*** Exercise material ***
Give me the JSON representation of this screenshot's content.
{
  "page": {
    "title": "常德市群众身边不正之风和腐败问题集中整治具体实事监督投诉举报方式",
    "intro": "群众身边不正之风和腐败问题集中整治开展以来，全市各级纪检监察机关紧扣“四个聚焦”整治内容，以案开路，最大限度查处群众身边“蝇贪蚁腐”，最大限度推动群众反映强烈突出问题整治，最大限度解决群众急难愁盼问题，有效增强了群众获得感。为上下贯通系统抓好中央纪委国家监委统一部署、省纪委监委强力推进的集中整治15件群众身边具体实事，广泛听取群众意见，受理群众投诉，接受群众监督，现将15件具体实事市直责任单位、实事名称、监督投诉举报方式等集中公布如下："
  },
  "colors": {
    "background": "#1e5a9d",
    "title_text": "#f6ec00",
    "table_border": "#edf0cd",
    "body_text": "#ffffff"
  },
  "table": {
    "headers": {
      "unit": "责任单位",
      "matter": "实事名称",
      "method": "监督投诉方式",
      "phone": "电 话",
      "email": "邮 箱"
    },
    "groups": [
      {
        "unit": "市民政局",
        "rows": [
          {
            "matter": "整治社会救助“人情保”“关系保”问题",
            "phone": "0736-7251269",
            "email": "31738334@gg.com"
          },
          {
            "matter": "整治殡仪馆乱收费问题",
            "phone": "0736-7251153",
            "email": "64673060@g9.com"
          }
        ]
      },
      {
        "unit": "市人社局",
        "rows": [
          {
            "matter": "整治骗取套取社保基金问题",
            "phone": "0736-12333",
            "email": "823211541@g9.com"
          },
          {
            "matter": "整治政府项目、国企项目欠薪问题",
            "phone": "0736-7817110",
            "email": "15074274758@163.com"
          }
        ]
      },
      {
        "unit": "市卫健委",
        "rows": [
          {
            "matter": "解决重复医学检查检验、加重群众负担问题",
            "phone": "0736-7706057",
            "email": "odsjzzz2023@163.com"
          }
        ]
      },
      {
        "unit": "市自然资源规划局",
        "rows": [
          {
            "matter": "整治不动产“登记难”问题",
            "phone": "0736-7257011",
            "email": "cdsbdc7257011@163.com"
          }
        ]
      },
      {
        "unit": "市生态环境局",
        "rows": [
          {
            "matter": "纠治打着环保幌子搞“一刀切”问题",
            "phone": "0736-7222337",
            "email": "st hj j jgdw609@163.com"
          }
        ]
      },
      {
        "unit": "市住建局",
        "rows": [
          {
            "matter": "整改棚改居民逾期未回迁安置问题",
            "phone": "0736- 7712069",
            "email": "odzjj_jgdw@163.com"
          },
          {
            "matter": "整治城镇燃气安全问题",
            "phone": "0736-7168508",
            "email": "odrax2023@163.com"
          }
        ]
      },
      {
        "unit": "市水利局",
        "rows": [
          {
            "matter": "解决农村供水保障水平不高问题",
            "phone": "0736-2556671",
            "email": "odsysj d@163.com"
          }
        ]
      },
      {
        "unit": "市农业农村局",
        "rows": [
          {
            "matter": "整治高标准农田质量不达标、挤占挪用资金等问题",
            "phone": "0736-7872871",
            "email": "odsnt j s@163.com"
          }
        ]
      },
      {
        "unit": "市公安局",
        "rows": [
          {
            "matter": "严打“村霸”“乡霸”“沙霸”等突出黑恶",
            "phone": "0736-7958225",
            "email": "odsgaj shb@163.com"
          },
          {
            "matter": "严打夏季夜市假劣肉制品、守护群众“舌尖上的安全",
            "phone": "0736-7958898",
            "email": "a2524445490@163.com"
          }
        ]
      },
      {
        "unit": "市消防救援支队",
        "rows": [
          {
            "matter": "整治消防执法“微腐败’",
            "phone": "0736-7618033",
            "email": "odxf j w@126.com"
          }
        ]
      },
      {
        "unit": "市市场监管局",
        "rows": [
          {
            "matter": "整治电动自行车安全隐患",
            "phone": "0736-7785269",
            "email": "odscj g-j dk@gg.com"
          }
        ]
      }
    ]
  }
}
***
## Directions for this task:
Repeat each record in full; every line must match exactly.

## Finished exercise:
Give me the JSON representation of this screenshot's content.
{
  "page": {
    "title": "常德市群众身边不正之风和腐败问题集中整治具体实事监督投诉举报方式",
    "intro": "群众身边不正之风和腐败问题集中整治开展以来，全市各级纪检监察机关紧扣“四个聚焦”整治内容，以案开路，最大限度查处群众身边“蝇贪蚁腐”，最大限度推动群众反映强烈突出问题整治，最大限度解决群众急难愁盼问题，有效增强了群众获得感。为上下贯通系统抓好中央纪委国家监委统一部署、省纪委监委强力推进的集中整治15件群众身边具体实事，广泛听取群众意见，受理群众投诉，接受群众监督，现将15件具体实事市直责任单位、实事名称、监督投诉举报方式等集中公布如下："
  },
  "colors": {
    "background": "#1e5a9d",
    "title_text": "#f6ec00",
    "table_border": "#edf0cd",
    "body_text": "#ffffff"
  },
  "table": {
    "headers": {
      "unit": "责任单位",
      "matter": "实事名称",
      "method": "监督投诉方式",
      "phone": "电 话",
      "email": "邮 箱"
    },
    "groups": [
      {
        "unit": "市民政局",
        "rows": [
          {
            "matter": "整治社会救助“人情保”“关系保”问题",
            "phone": "0736-7251269",
            "email": "31738334@gg.com"
          },
          {
            "matter": "整治殡仪馆乱收费问题",
            "phone": "0736-7251153",
            "email": "64673060@g9.com"
          }
        ]
      },
      {
        "unit": "市人社局",
        "rows": [
          {
            "matter": "整治骗取套取社保基金问题",
            "phone": "0736-12333",
            "email": "823211541@g9.com"
          },
          {
            "matter": "整治政府项目、国企项目欠薪问题",
            "phone": "0736-7817110",
            "email": "15074274758@163.com"
          }
        ]
      },
      {
        "unit": "市卫健委",
        "rows": [
          {
            "matter": "解决重复医学检查检验、加重群众负担问题",
            "phone": "0736-7706057",
            "email": "odsjzzz2023@163.com"
          }
        ]
      },
      {
        "unit": "市自然资源规划局",
        "rows": [
          {
            "matter": "整治不动产“登记难”问题",
            "phone": "0736-7257011",
            "email": "cdsbdc7257011@163.com"
          }
        ]
      },
      {
        "unit": "市生态环境局",
        "rows": [
          {
            "matter": "纠治打着环保幌子搞“一刀切”问题",
            "phone": "0736-7222337",
            "email": "st hj j jgdw609@163.com"
          }
        ]
      },
      {
        "unit": "市住建局",
        "rows": [
          {
            "matter": "整改棚改居民逾期未回迁安置问题",
            "phone": "0736- 7712069",
            "email": "odzjj_jgdw@163.com"
          },
          {
            "matter": "整治城镇燃气安全问题",
            "phone": "0736-7168508",
            "email": "odrax2023@163.com"
          }
        ]
      },
      {
        "unit": "市水利局",
        "rows": [
          {
            "matter": "解决农村供水保障水平不高问题",
            "phone": "0736-2556671",
            "email": "odsysj d@163.com"
          }
        ]
      },
      {
        "unit": "市农业农村局",
        "rows": [
          {
            "matter": "整治高标准农田质量不达标、挤占挪用资金等问题",
            "phone": "0736-7872871",
            "email": "odsnt j s@163.com"
          }
        ]
      },
      {
        "unit": "市公安局",
        "rows": [
          {
            "matter": "严打“村霸”“乡霸”“沙霸”等突出黑恶",
            "phone": "0736-7958225",
            "email": "odsgaj shb@163.com"
          },
          {
            "matter": "严打夏季夜市假劣肉制品、守护群众“舌尖上的安全",
            "phone": "0736-7958898",
            "email": "a2524445490@163.com"
          }
        ]
      },
      {
        "unit": "市消防救援支队",
        "rows": [
          {
            "matter": "整治消防执法“微腐败’",
            "phone": "0736-7618033",
            "email": "odxf j w@126.com"
          }
        ]
      },
      {
        "unit": "市市场监管局",
        "rows": [
          {
            "matter": "整治电动自行车安全隐患",
            "phone": "0736-7785269",
            "email": "odscj g-j dk@gg.com"
          }
        ]
      }
    ]
  }
}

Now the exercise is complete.